[BEGIN]
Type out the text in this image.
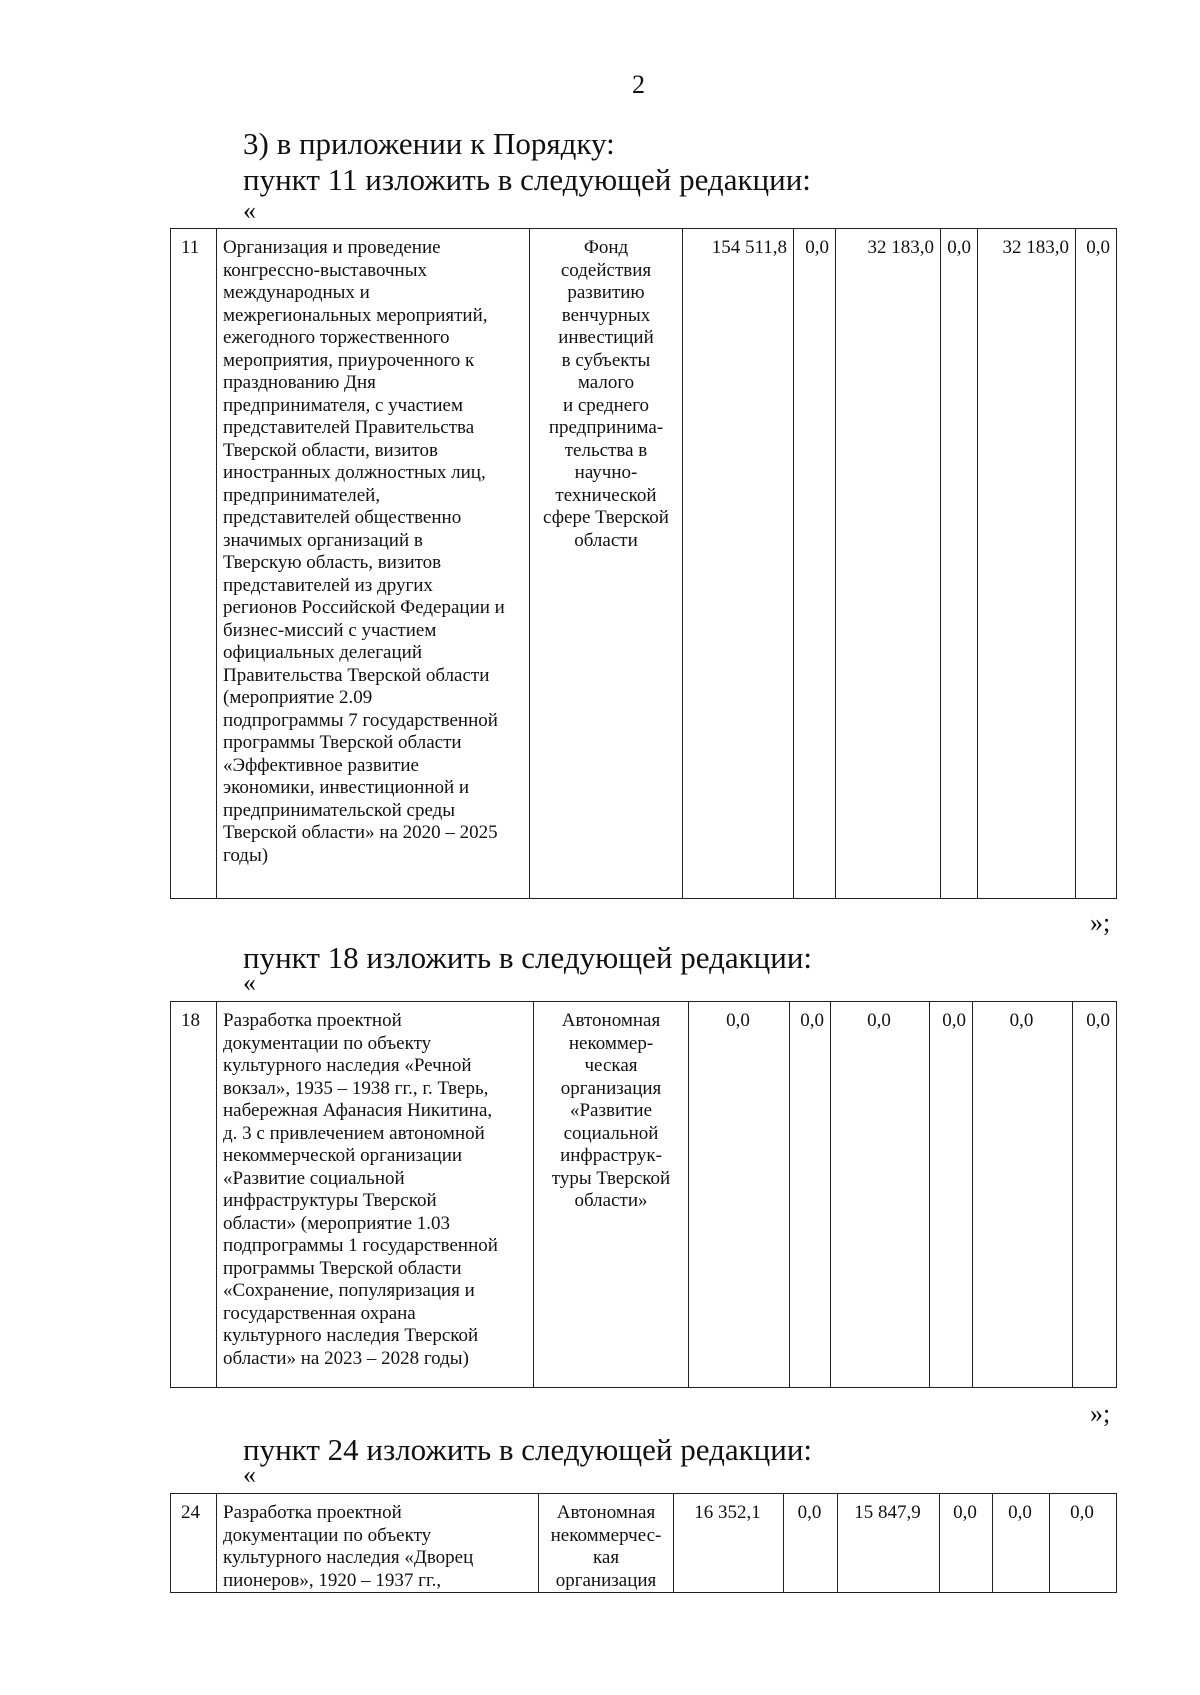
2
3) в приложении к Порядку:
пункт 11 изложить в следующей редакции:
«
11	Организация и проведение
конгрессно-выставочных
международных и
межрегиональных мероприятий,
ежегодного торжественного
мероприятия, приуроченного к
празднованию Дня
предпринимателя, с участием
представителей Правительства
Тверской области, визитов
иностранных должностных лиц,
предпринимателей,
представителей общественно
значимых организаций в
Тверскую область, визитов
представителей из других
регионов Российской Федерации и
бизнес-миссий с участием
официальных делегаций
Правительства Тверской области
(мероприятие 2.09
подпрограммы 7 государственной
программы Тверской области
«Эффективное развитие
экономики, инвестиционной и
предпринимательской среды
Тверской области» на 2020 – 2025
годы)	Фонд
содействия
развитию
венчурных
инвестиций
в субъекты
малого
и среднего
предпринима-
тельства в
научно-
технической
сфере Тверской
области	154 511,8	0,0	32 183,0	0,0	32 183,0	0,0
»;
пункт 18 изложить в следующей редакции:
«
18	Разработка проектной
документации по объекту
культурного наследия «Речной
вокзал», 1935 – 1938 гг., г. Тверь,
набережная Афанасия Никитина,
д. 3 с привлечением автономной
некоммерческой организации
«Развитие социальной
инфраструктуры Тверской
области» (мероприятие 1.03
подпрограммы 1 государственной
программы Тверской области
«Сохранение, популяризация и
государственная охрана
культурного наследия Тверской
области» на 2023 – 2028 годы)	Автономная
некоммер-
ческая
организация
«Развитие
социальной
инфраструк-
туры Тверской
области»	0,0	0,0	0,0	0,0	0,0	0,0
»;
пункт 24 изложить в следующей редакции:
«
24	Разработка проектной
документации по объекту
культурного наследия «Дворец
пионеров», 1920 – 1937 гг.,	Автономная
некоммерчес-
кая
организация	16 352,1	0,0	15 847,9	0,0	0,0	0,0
[END]
[BEGIN]
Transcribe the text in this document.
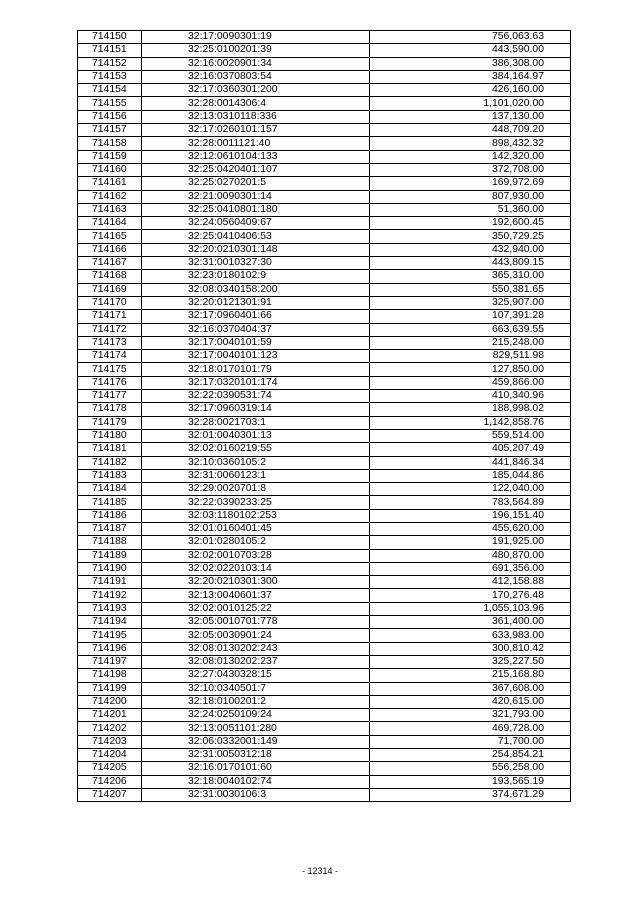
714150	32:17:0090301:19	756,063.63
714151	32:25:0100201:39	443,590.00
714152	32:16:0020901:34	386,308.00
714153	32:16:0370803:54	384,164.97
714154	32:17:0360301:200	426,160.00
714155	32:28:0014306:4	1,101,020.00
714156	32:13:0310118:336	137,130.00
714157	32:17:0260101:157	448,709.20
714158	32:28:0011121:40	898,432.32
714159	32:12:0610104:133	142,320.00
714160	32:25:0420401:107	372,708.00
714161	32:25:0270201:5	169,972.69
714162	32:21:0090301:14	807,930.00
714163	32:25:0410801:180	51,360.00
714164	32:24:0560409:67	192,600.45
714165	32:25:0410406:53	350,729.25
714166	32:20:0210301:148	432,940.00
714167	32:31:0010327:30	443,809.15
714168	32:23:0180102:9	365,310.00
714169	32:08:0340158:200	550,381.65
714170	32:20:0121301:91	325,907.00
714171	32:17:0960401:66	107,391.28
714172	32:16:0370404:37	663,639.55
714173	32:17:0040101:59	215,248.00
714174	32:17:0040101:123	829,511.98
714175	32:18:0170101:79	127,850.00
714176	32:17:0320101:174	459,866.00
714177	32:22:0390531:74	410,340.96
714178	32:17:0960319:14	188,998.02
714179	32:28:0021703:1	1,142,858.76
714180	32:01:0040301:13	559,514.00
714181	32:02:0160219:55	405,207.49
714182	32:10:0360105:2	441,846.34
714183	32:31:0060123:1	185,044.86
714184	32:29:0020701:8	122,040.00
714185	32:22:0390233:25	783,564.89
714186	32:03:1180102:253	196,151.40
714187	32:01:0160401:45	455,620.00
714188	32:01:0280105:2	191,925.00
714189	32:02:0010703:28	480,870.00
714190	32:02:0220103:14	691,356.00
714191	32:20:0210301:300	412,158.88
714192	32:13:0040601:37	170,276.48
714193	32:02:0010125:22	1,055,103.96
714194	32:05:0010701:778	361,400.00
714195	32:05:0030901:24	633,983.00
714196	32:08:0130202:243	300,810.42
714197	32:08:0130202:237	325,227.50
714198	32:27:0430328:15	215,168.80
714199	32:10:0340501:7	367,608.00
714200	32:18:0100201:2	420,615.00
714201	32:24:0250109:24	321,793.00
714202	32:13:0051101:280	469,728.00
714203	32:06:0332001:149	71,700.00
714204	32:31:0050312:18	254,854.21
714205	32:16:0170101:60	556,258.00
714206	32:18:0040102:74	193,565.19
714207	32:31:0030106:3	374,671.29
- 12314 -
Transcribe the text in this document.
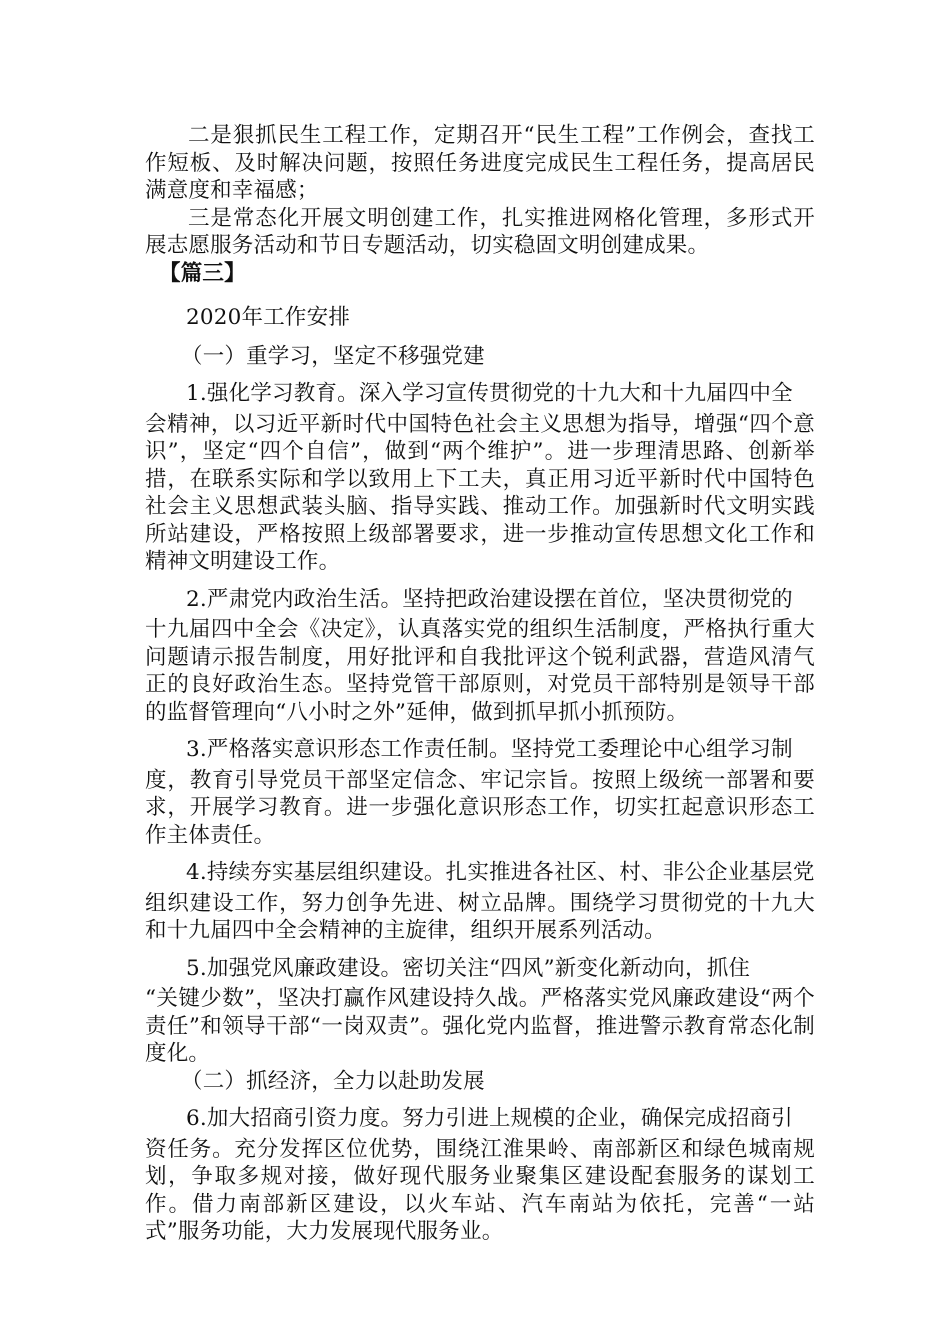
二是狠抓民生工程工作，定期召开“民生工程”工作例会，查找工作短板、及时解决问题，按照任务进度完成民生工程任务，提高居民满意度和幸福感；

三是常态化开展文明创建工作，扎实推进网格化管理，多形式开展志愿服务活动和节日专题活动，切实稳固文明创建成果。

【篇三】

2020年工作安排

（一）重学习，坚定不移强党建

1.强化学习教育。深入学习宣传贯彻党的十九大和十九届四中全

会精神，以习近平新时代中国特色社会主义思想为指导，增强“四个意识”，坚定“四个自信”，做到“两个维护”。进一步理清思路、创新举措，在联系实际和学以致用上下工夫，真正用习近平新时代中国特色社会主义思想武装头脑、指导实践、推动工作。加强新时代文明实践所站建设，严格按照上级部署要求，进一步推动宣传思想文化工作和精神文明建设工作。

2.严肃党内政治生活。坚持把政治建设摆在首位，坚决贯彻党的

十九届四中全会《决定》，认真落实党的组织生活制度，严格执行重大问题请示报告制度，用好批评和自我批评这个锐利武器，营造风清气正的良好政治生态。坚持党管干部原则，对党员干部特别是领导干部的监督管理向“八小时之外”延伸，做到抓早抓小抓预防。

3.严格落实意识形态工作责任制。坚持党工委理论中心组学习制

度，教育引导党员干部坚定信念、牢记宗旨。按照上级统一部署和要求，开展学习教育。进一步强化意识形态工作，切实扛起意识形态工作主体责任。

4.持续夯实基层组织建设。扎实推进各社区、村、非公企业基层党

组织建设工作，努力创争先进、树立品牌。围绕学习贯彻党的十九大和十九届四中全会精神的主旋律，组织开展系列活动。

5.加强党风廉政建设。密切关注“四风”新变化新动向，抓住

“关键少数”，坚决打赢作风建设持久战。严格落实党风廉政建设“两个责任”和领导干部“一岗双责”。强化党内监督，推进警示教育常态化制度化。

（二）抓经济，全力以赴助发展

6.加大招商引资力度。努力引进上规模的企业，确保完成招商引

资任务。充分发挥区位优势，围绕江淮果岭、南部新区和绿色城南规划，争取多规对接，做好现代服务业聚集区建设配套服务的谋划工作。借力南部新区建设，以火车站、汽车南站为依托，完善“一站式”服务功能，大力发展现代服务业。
[END]
[BEGIN]
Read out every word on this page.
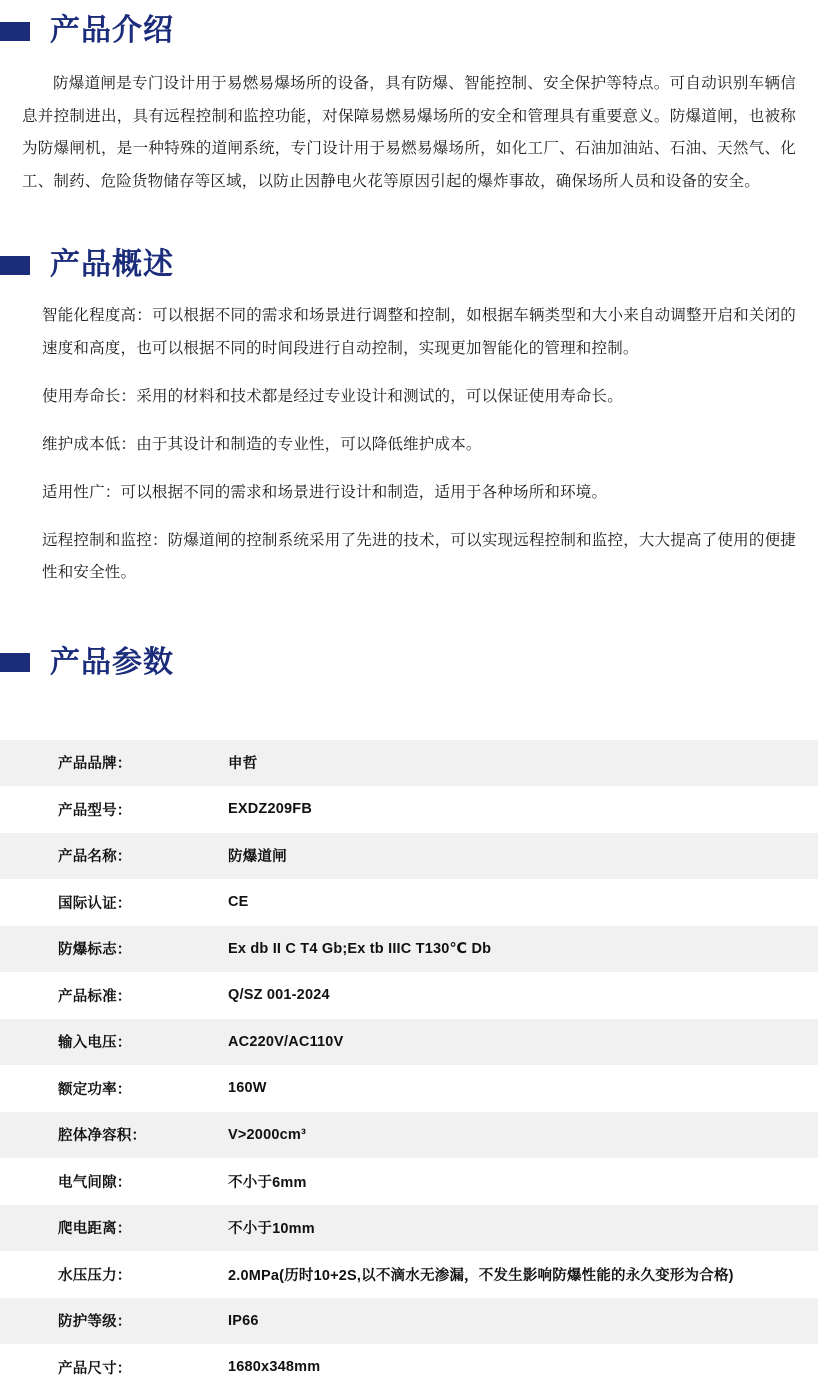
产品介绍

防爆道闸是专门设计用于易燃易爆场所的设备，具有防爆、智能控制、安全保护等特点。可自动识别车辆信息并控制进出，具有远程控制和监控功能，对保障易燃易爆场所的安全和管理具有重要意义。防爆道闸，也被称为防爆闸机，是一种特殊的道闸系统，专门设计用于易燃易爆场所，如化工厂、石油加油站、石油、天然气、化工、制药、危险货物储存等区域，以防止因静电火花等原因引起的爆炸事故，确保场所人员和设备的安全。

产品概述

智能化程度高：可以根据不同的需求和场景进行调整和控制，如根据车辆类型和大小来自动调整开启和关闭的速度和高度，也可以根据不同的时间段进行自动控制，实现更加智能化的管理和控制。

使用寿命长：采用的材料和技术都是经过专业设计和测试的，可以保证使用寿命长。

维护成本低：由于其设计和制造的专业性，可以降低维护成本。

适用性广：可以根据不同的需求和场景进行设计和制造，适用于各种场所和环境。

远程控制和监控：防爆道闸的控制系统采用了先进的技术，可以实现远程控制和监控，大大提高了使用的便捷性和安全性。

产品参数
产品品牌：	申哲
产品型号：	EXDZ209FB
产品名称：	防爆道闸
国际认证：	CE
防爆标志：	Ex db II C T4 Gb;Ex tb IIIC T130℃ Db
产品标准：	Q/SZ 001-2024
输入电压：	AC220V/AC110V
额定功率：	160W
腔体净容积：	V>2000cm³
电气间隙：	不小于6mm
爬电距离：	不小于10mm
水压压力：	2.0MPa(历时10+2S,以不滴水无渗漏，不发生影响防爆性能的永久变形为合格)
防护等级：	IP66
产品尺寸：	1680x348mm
[END]
## Request
Give only the number of lines in the data that hold the word "области".

## Correct output
9